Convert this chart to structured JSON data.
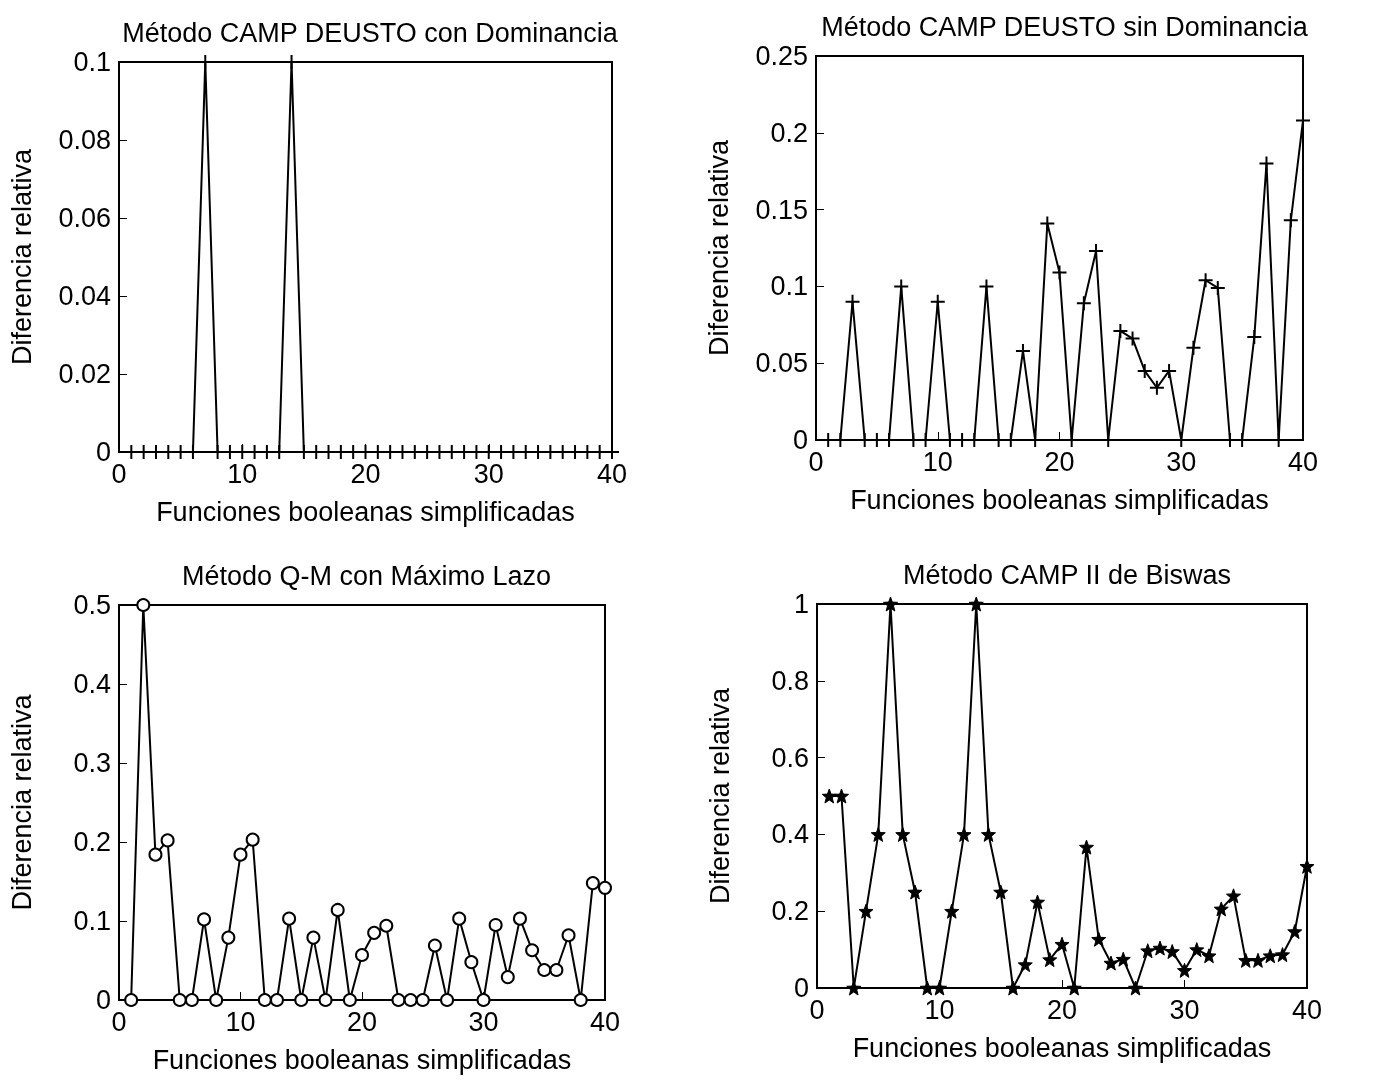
{
  "chart_data": [
    {
      "type": "line",
      "title": "Método CAMP DEUSTO con Dominancia",
      "xlabel": "Funciones booleanas simplificadas",
      "ylabel": "Diferencia relativa",
      "marker": "cross",
      "grid": false,
      "xlim": [
        0,
        40
      ],
      "xticks": [
        0,
        10,
        20,
        30,
        40
      ],
      "ylim": [
        0,
        0.1
      ],
      "yticks": [
        0,
        0.02,
        0.04,
        0.06,
        0.08,
        0.1
      ],
      "x": [
        1,
        2,
        3,
        4,
        5,
        6,
        7,
        8,
        9,
        10,
        11,
        12,
        13,
        14,
        15,
        16,
        17,
        18,
        19,
        20,
        21,
        22,
        23,
        24,
        25,
        26,
        27,
        28,
        29,
        30,
        31,
        32,
        33,
        34,
        35,
        36,
        37,
        38,
        39,
        40
      ],
      "series": [
        {
          "color": "#000000",
          "values": [
            0,
            0,
            0,
            0,
            0,
            0,
            0.1,
            0,
            0,
            0,
            0,
            0,
            0,
            0.1,
            0,
            0,
            0,
            0,
            0,
            0,
            0,
            0,
            0,
            0,
            0,
            0,
            0,
            0,
            0,
            0,
            0,
            0,
            0,
            0,
            0,
            0,
            0,
            0,
            0,
            0
          ]
        }
      ]
    },
    {
      "type": "line",
      "title": "Método CAMP DEUSTO sin Dominancia",
      "xlabel": "Funciones booleanas simplificadas",
      "ylabel": "Diferencia relativa",
      "marker": "cross",
      "grid": false,
      "xlim": [
        0,
        40
      ],
      "xticks": [
        0,
        10,
        20,
        30,
        40
      ],
      "ylim": [
        0,
        0.25
      ],
      "yticks": [
        0,
        0.05,
        0.1,
        0.15,
        0.2,
        0.25
      ],
      "x": [
        1,
        2,
        3,
        4,
        5,
        6,
        7,
        8,
        9,
        10,
        11,
        12,
        13,
        14,
        15,
        16,
        17,
        18,
        19,
        20,
        21,
        22,
        23,
        24,
        25,
        26,
        27,
        28,
        29,
        30,
        31,
        32,
        33,
        34,
        35,
        36,
        37,
        38,
        39,
        40
      ],
      "series": [
        {
          "color": "#000000",
          "values": [
            0,
            0,
            0.09,
            0,
            0,
            0,
            0.1,
            0,
            0,
            0.09,
            0,
            0,
            0,
            0.1,
            0,
            0,
            0.058,
            0,
            0.141,
            0.109,
            0,
            0.089,
            0.123,
            0,
            0.071,
            0.066,
            0.045,
            0.034,
            0.045,
            0,
            0.06,
            0.104,
            0.099,
            0,
            0,
            0.067,
            0.18,
            0,
            0.143,
            0.208
          ]
        }
      ]
    },
    {
      "type": "line",
      "title": "Método Q-M con Máximo Lazo",
      "xlabel": "Funciones booleanas simplificadas",
      "ylabel": "Diferencia relativa",
      "marker": "circle",
      "grid": false,
      "xlim": [
        0,
        40
      ],
      "xticks": [
        0,
        10,
        20,
        30,
        40
      ],
      "ylim": [
        0,
        0.5
      ],
      "yticks": [
        0,
        0.1,
        0.2,
        0.3,
        0.4,
        0.5
      ],
      "x": [
        1,
        2,
        3,
        4,
        5,
        6,
        7,
        8,
        9,
        10,
        11,
        12,
        13,
        14,
        15,
        16,
        17,
        18,
        19,
        20,
        21,
        22,
        23,
        24,
        25,
        26,
        27,
        28,
        29,
        30,
        31,
        32,
        33,
        34,
        35,
        36,
        37,
        38,
        39,
        40
      ],
      "series": [
        {
          "color": "#000000",
          "values": [
            0,
            0.5,
            0.184,
            0.202,
            0,
            0,
            0.102,
            0,
            0.079,
            0.184,
            0.203,
            0,
            0,
            0.103,
            0,
            0.079,
            0,
            0.114,
            0,
            0.057,
            0.085,
            0.094,
            0,
            0,
            0,
            0.069,
            0,
            0.103,
            0.048,
            0,
            0.095,
            0.029,
            0.103,
            0.063,
            0.038,
            0.038,
            0.082,
            0,
            0.148,
            0.142
          ]
        }
      ]
    },
    {
      "type": "line",
      "title": "Método CAMP II de Biswas",
      "xlabel": "Funciones booleanas simplificadas",
      "ylabel": "Diferencia relativa",
      "marker": "star",
      "grid": false,
      "xlim": [
        0,
        40
      ],
      "xticks": [
        0,
        10,
        20,
        30,
        40
      ],
      "ylim": [
        0,
        1
      ],
      "yticks": [
        0,
        0.2,
        0.4,
        0.6,
        0.8,
        1
      ],
      "x": [
        1,
        2,
        3,
        4,
        5,
        6,
        7,
        8,
        9,
        10,
        11,
        12,
        13,
        14,
        15,
        16,
        17,
        18,
        19,
        20,
        21,
        22,
        23,
        24,
        25,
        26,
        27,
        28,
        29,
        30,
        31,
        32,
        33,
        34,
        35,
        36,
        37,
        38,
        39,
        40
      ],
      "series": [
        {
          "color": "#000000",
          "values": [
            0.5,
            0.5,
            0,
            0.2,
            0.4,
            1,
            0.4,
            0.25,
            0,
            0,
            0.2,
            0.4,
            1,
            0.4,
            0.25,
            0,
            0.061,
            0.224,
            0.074,
            0.114,
            0,
            0.367,
            0.127,
            0.065,
            0.075,
            0,
            0.097,
            0.104,
            0.095,
            0.046,
            0.1,
            0.084,
            0.206,
            0.24,
            0.072,
            0.072,
            0.084,
            0.087,
            0.147,
            0.317
          ]
        }
      ]
    }
  ]
}
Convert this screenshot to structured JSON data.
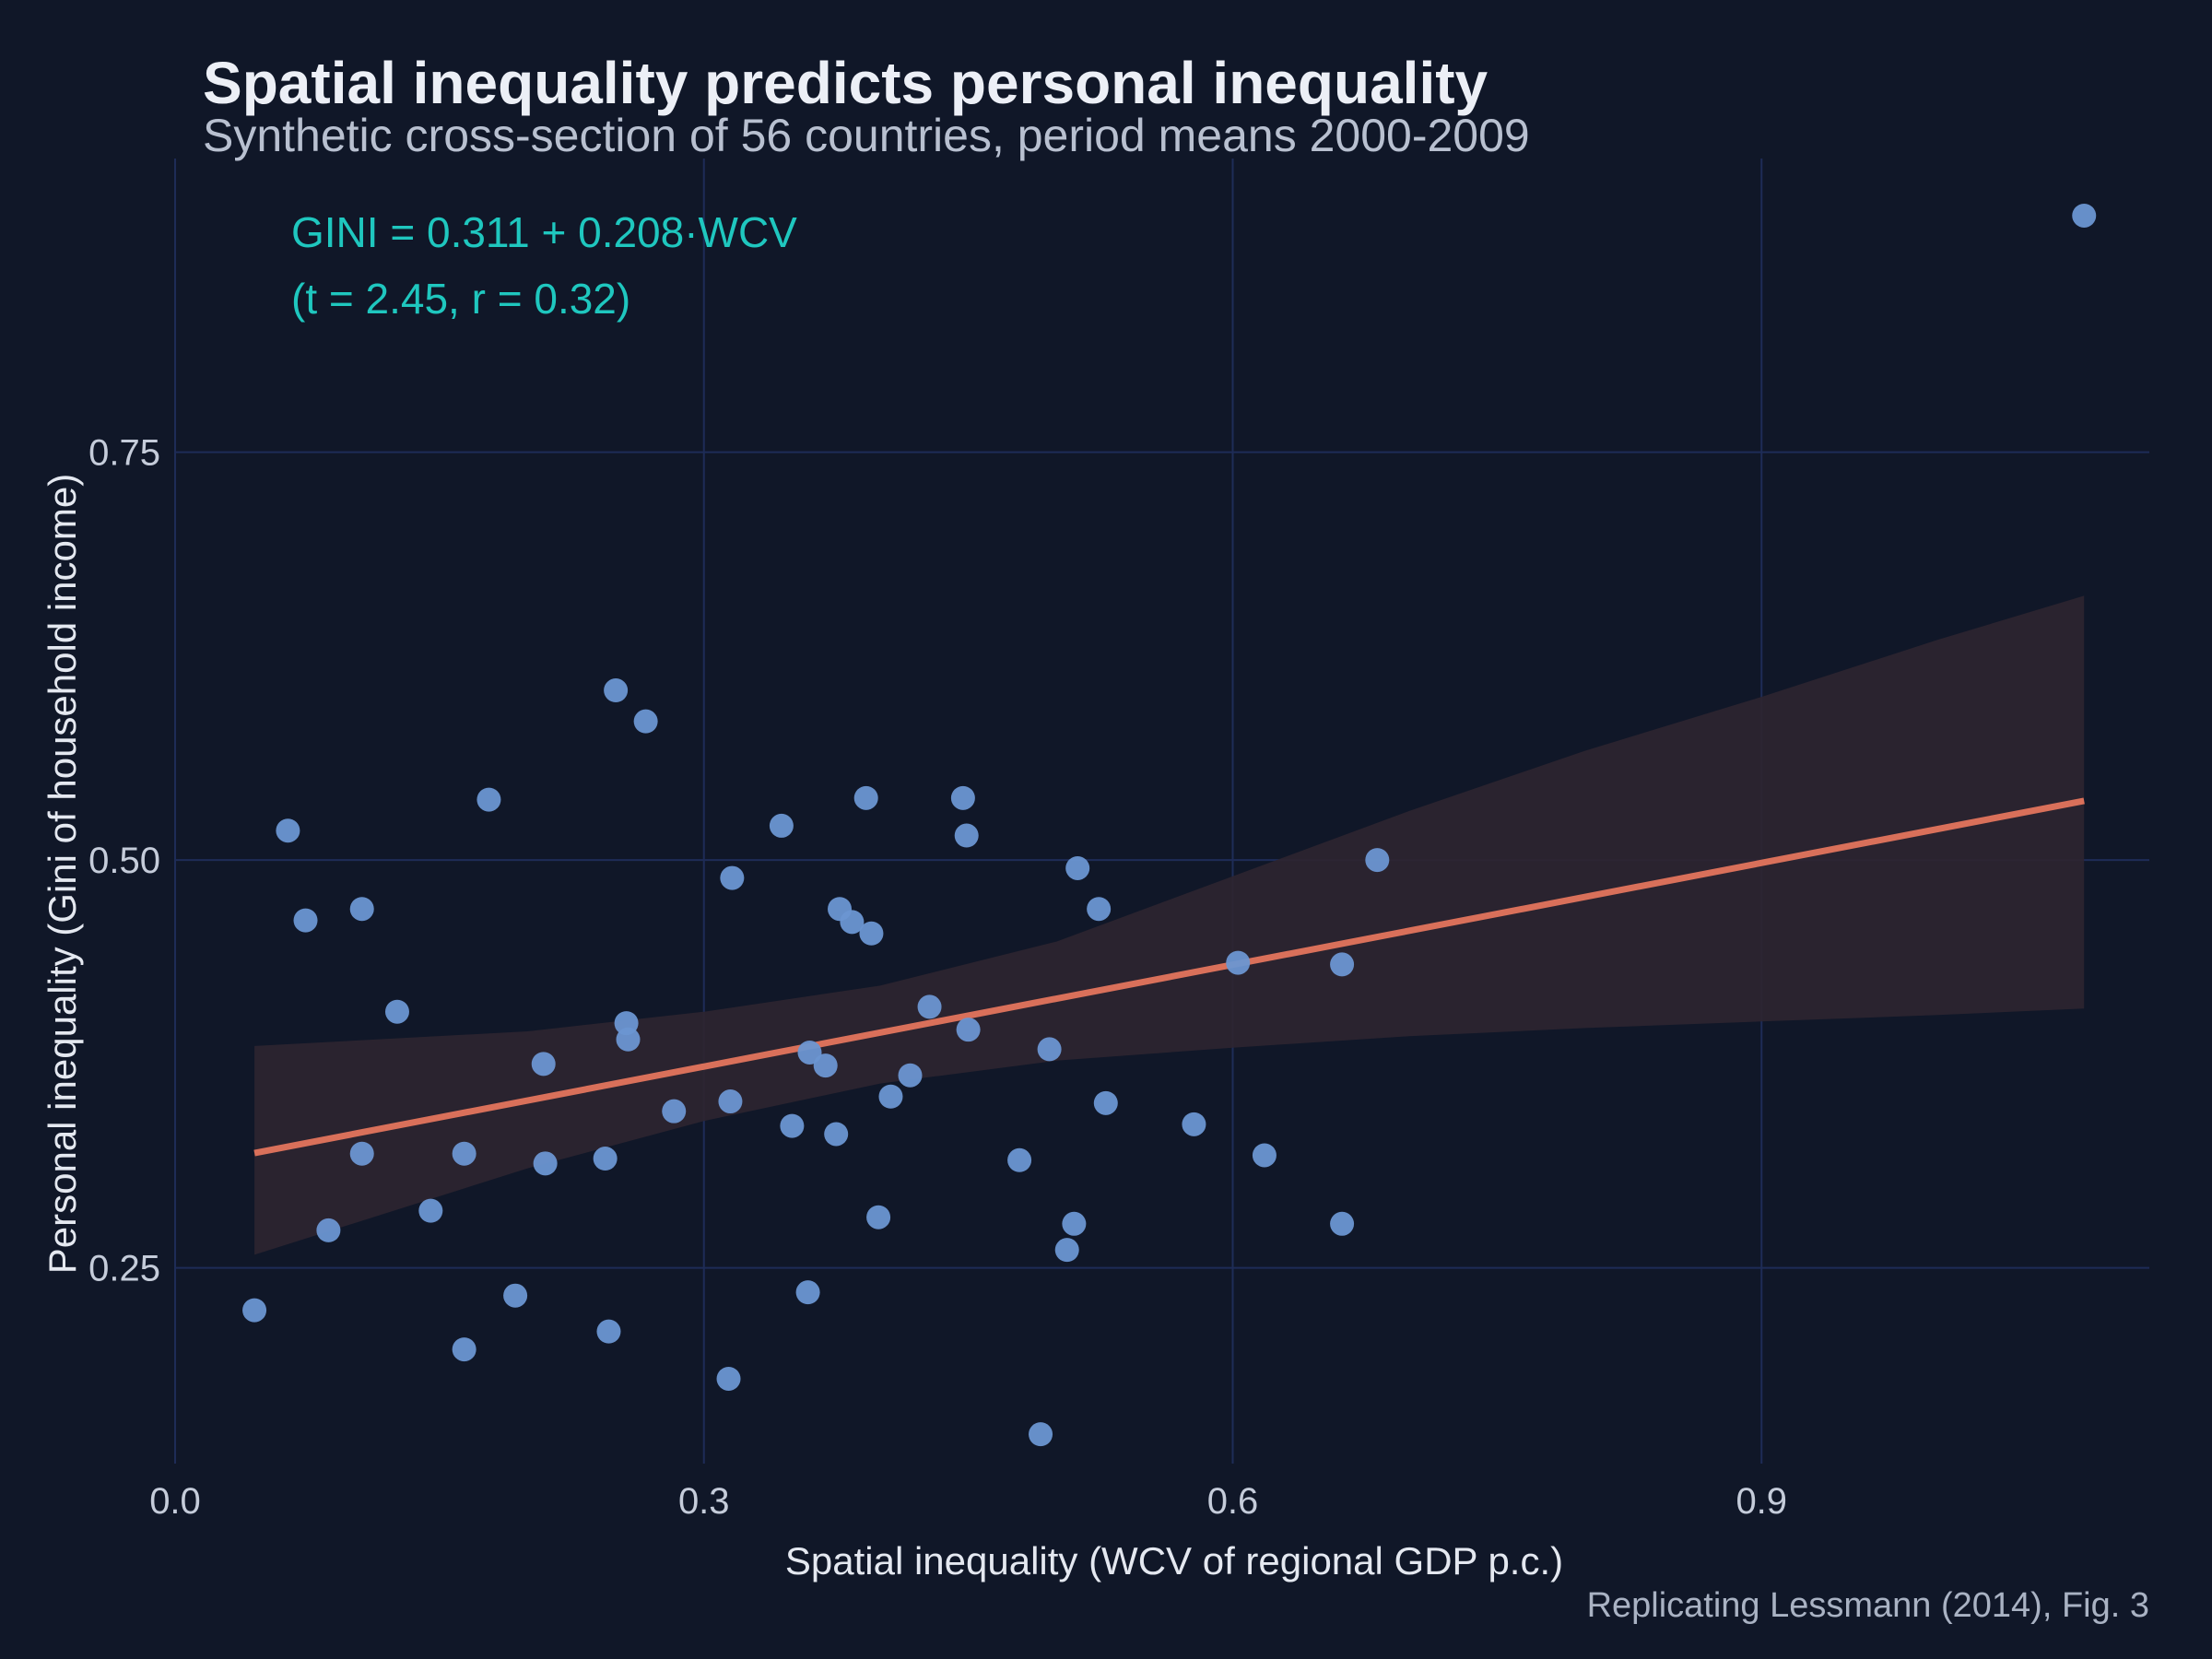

THE PROBLEM:
Copy all lines from the material that include "this".

OUTPUT BELOW:
Convert this chart to structured JSON data.
Convert this screenshot to structured JSON data.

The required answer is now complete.